→ Challenge:
Below are some records; reproduce every one of them exactly.
begin The records
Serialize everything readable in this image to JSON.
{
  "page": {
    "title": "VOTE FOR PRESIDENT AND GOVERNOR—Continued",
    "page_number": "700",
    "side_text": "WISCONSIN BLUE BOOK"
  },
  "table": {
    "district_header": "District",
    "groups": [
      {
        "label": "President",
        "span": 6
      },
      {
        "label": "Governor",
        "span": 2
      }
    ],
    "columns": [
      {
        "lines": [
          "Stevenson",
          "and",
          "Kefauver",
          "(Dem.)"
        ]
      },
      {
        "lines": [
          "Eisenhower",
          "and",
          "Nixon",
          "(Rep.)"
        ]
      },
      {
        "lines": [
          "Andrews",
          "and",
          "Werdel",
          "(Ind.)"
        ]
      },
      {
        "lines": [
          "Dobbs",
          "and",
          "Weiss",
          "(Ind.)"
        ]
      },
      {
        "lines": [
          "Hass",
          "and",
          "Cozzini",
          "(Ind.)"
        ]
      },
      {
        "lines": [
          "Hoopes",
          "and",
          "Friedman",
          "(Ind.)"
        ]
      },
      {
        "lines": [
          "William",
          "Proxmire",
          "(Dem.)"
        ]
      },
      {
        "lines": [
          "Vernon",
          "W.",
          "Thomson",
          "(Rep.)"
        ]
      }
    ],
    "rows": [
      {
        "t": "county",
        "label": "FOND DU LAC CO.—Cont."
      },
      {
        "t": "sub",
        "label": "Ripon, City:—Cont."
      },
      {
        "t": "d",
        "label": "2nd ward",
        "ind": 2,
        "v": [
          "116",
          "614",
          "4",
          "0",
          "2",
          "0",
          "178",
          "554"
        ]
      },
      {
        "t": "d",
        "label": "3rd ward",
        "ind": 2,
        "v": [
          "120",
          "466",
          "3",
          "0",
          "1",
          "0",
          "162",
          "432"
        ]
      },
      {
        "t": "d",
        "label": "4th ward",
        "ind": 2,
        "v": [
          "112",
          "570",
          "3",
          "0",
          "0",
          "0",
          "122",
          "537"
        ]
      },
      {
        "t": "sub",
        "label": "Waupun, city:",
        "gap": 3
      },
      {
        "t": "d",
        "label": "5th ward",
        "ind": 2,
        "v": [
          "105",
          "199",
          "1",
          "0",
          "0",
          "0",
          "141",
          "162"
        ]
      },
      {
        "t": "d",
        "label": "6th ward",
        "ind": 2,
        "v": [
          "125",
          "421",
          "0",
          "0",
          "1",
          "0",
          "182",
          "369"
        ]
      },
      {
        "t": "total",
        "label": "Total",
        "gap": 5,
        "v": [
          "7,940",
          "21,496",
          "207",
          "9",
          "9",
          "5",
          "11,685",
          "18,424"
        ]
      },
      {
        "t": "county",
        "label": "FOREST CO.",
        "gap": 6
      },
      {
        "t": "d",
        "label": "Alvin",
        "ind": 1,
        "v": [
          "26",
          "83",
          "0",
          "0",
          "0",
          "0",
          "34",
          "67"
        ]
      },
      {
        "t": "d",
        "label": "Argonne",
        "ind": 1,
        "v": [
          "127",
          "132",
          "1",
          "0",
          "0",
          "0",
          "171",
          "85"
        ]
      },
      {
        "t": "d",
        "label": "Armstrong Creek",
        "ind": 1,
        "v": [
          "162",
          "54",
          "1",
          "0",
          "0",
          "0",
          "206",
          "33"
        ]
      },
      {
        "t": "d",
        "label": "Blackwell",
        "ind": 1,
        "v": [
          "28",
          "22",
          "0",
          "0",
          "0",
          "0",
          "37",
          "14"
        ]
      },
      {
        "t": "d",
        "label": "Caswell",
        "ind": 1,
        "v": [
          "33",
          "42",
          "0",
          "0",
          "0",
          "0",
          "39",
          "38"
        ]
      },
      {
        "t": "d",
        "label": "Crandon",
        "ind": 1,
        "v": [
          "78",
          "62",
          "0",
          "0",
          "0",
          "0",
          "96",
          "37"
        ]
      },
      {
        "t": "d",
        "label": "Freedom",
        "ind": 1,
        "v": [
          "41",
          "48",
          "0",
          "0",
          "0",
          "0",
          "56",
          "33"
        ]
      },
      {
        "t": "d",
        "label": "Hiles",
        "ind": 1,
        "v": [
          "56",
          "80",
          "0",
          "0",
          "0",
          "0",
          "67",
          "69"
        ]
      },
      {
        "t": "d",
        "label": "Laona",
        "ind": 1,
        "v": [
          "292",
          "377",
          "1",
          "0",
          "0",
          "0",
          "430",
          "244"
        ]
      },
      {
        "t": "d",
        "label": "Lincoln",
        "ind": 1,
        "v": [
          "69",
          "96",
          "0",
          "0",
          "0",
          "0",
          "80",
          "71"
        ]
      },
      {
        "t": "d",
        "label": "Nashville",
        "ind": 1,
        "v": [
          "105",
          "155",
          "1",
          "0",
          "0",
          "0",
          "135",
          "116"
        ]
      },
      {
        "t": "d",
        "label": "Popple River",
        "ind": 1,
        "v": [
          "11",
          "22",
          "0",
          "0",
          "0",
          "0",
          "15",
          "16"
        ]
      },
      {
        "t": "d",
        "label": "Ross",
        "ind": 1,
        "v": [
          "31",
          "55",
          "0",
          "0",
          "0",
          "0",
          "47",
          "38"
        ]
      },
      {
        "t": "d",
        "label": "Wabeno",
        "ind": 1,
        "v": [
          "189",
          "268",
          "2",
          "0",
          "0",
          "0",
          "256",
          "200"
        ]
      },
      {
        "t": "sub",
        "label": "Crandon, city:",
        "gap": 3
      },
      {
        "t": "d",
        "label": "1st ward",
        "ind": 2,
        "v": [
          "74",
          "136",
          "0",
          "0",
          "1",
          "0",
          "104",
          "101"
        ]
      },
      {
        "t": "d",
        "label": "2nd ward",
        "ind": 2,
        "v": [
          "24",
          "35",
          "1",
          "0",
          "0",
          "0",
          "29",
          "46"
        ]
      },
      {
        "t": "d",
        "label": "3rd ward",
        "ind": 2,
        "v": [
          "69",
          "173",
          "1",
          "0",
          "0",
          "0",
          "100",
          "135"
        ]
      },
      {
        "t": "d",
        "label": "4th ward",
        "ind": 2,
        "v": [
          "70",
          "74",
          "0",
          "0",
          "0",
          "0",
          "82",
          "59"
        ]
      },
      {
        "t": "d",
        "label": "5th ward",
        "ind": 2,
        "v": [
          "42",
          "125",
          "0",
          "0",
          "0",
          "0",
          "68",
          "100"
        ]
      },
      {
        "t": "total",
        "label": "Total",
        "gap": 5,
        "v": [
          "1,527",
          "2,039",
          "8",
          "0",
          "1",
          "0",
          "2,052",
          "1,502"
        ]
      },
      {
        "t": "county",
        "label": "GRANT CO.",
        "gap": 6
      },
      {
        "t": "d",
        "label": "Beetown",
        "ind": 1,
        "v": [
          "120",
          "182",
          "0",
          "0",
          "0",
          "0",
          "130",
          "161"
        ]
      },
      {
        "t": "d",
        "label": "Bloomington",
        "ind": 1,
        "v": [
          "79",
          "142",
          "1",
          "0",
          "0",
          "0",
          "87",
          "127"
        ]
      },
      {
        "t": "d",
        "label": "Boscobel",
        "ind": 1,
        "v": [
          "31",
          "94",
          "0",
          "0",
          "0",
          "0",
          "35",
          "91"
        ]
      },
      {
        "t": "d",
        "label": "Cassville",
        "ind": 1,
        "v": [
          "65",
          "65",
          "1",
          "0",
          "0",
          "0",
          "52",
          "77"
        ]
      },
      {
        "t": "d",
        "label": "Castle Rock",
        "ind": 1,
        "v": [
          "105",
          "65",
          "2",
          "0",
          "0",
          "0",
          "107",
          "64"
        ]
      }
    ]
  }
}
end The records
→ Solved problem:
Serialize everything readable in this image to JSON.
{
  "page": {
    "title": "VOTE FOR PRESIDENT AND GOVERNOR—Continued",
    "page_number": "700",
    "side_text": "WISCONSIN BLUE BOOK"
  },
  "table": {
    "district_header": "District",
    "groups": [
      {
        "label": "President",
        "span": 6
      },
      {
        "label": "Governor",
        "span": 2
      }
    ],
    "columns": [
      {
        "lines": [
          "Stevenson",
          "and",
          "Kefauver",
          "(Dem.)"
        ]
      },
      {
        "lines": [
          "Eisenhower",
          "and",
          "Nixon",
          "(Rep.)"
        ]
      },
      {
        "lines": [
          "Andrews",
          "and",
          "Werdel",
          "(Ind.)"
        ]
      },
      {
        "lines": [
          "Dobbs",
          "and",
          "Weiss",
          "(Ind.)"
        ]
      },
      {
        "lines": [
          "Hass",
          "and",
          "Cozzini",
          "(Ind.)"
        ]
      },
      {
        "lines": [
          "Hoopes",
          "and",
          "Friedman",
          "(Ind.)"
        ]
      },
      {
        "lines": [
          "William",
          "Proxmire",
          "(Dem.)"
        ]
      },
      {
        "lines": [
          "Vernon",
          "W.",
          "Thomson",
          "(Rep.)"
        ]
      }
    ],
    "rows": [
      {
        "t": "county",
        "label": "FOND DU LAC CO.—Cont."
      },
      {
        "t": "sub",
        "label": "Ripon, City:—Cont."
      },
      {
        "t": "d",
        "label": "2nd ward",
        "ind": 2,
        "v": [
          "116",
          "614",
          "4",
          "0",
          "2",
          "0",
          "178",
          "554"
        ]
      },
      {
        "t": "d",
        "label": "3rd ward",
        "ind": 2,
        "v": [
          "120",
          "466",
          "3",
          "0",
          "1",
          "0",
          "162",
          "432"
        ]
      },
      {
        "t": "d",
        "label": "4th ward",
        "ind": 2,
        "v": [
          "112",
          "570",
          "3",
          "0",
          "0",
          "0",
          "122",
          "537"
        ]
      },
      {
        "t": "sub",
        "label": "Waupun, city:",
        "gap": 3
      },
      {
        "t": "d",
        "label": "5th ward",
        "ind": 2,
        "v": [
          "105",
          "199",
          "1",
          "0",
          "0",
          "0",
          "141",
          "162"
        ]
      },
      {
        "t": "d",
        "label": "6th ward",
        "ind": 2,
        "v": [
          "125",
          "421",
          "0",
          "0",
          "1",
          "0",
          "182",
          "369"
        ]
      },
      {
        "t": "total",
        "label": "Total",
        "gap": 5,
        "v": [
          "7,940",
          "21,496",
          "207",
          "9",
          "9",
          "5",
          "11,685",
          "18,424"
        ]
      },
      {
        "t": "county",
        "label": "FOREST CO.",
        "gap": 6
      },
      {
        "t": "d",
        "label": "Alvin",
        "ind": 1,
        "v": [
          "26",
          "83",
          "0",
          "0",
          "0",
          "0",
          "34",
          "67"
        ]
      },
      {
        "t": "d",
        "label": "Argonne",
        "ind": 1,
        "v": [
          "127",
          "132",
          "1",
          "0",
          "0",
          "0",
          "171",
          "85"
        ]
      },
      {
        "t": "d",
        "label": "Armstrong Creek",
        "ind": 1,
        "v": [
          "162",
          "54",
          "1",
          "0",
          "0",
          "0",
          "206",
          "33"
        ]
      },
      {
        "t": "d",
        "label": "Blackwell",
        "ind": 1,
        "v": [
          "28",
          "22",
          "0",
          "0",
          "0",
          "0",
          "37",
          "14"
        ]
      },
      {
        "t": "d",
        "label": "Caswell",
        "ind": 1,
        "v": [
          "33",
          "42",
          "0",
          "0",
          "0",
          "0",
          "39",
          "38"
        ]
      },
      {
        "t": "d",
        "label": "Crandon",
        "ind": 1,
        "v": [
          "78",
          "62",
          "0",
          "0",
          "0",
          "0",
          "96",
          "37"
        ]
      },
      {
        "t": "d",
        "label": "Freedom",
        "ind": 1,
        "v": [
          "41",
          "48",
          "0",
          "0",
          "0",
          "0",
          "56",
          "33"
        ]
      },
      {
        "t": "d",
        "label": "Hiles",
        "ind": 1,
        "v": [
          "56",
          "80",
          "0",
          "0",
          "0",
          "0",
          "67",
          "69"
        ]
      },
      {
        "t": "d",
        "label": "Laona",
        "ind": 1,
        "v": [
          "292",
          "377",
          "1",
          "0",
          "0",
          "0",
          "430",
          "244"
        ]
      },
      {
        "t": "d",
        "label": "Lincoln",
        "ind": 1,
        "v": [
          "69",
          "96",
          "0",
          "0",
          "0",
          "0",
          "80",
          "71"
        ]
      },
      {
        "t": "d",
        "label": "Nashville",
        "ind": 1,
        "v": [
          "105",
          "155",
          "1",
          "0",
          "0",
          "0",
          "135",
          "116"
        ]
      },
      {
        "t": "d",
        "label": "Popple River",
        "ind": 1,
        "v": [
          "11",
          "22",
          "0",
          "0",
          "0",
          "0",
          "15",
          "16"
        ]
      },
      {
        "t": "d",
        "label": "Ross",
        "ind": 1,
        "v": [
          "31",
          "55",
          "0",
          "0",
          "0",
          "0",
          "47",
          "38"
        ]
      },
      {
        "t": "d",
        "label": "Wabeno",
        "ind": 1,
        "v": [
          "189",
          "268",
          "2",
          "0",
          "0",
          "0",
          "256",
          "200"
        ]
      },
      {
        "t": "sub",
        "label": "Crandon, city:",
        "gap": 3
      },
      {
        "t": "d",
        "label": "1st ward",
        "ind": 2,
        "v": [
          "74",
          "136",
          "0",
          "0",
          "1",
          "0",
          "104",
          "101"
        ]
      },
      {
        "t": "d",
        "label": "2nd ward",
        "ind": 2,
        "v": [
          "24",
          "35",
          "1",
          "0",
          "0",
          "0",
          "29",
          "46"
        ]
      },
      {
        "t": "d",
        "label": "3rd ward",
        "ind": 2,
        "v": [
          "69",
          "173",
          "1",
          "0",
          "0",
          "0",
          "100",
          "135"
        ]
      },
      {
        "t": "d",
        "label": "4th ward",
        "ind": 2,
        "v": [
          "70",
          "74",
          "0",
          "0",
          "0",
          "0",
          "82",
          "59"
        ]
      },
      {
        "t": "d",
        "label": "5th ward",
        "ind": 2,
        "v": [
          "42",
          "125",
          "0",
          "0",
          "0",
          "0",
          "68",
          "100"
        ]
      },
      {
        "t": "total",
        "label": "Total",
        "gap": 5,
        "v": [
          "1,527",
          "2,039",
          "8",
          "0",
          "1",
          "0",
          "2,052",
          "1,502"
        ]
      },
      {
        "t": "county",
        "label": "GRANT CO.",
        "gap": 6
      },
      {
        "t": "d",
        "label": "Beetown",
        "ind": 1,
        "v": [
          "120",
          "182",
          "0",
          "0",
          "0",
          "0",
          "130",
          "161"
        ]
      },
      {
        "t": "d",
        "label": "Bloomington",
        "ind": 1,
        "v": [
          "79",
          "142",
          "1",
          "0",
          "0",
          "0",
          "87",
          "127"
        ]
      },
      {
        "t": "d",
        "label": "Boscobel",
        "ind": 1,
        "v": [
          "31",
          "94",
          "0",
          "0",
          "0",
          "0",
          "35",
          "91"
        ]
      },
      {
        "t": "d",
        "label": "Cassville",
        "ind": 1,
        "v": [
          "65",
          "65",
          "1",
          "0",
          "0",
          "0",
          "52",
          "77"
        ]
      },
      {
        "t": "d",
        "label": "Castle Rock",
        "ind": 1,
        "v": [
          "105",
          "65",
          "2",
          "0",
          "0",
          "0",
          "107",
          "64"
        ]
      }
    ]
  }
}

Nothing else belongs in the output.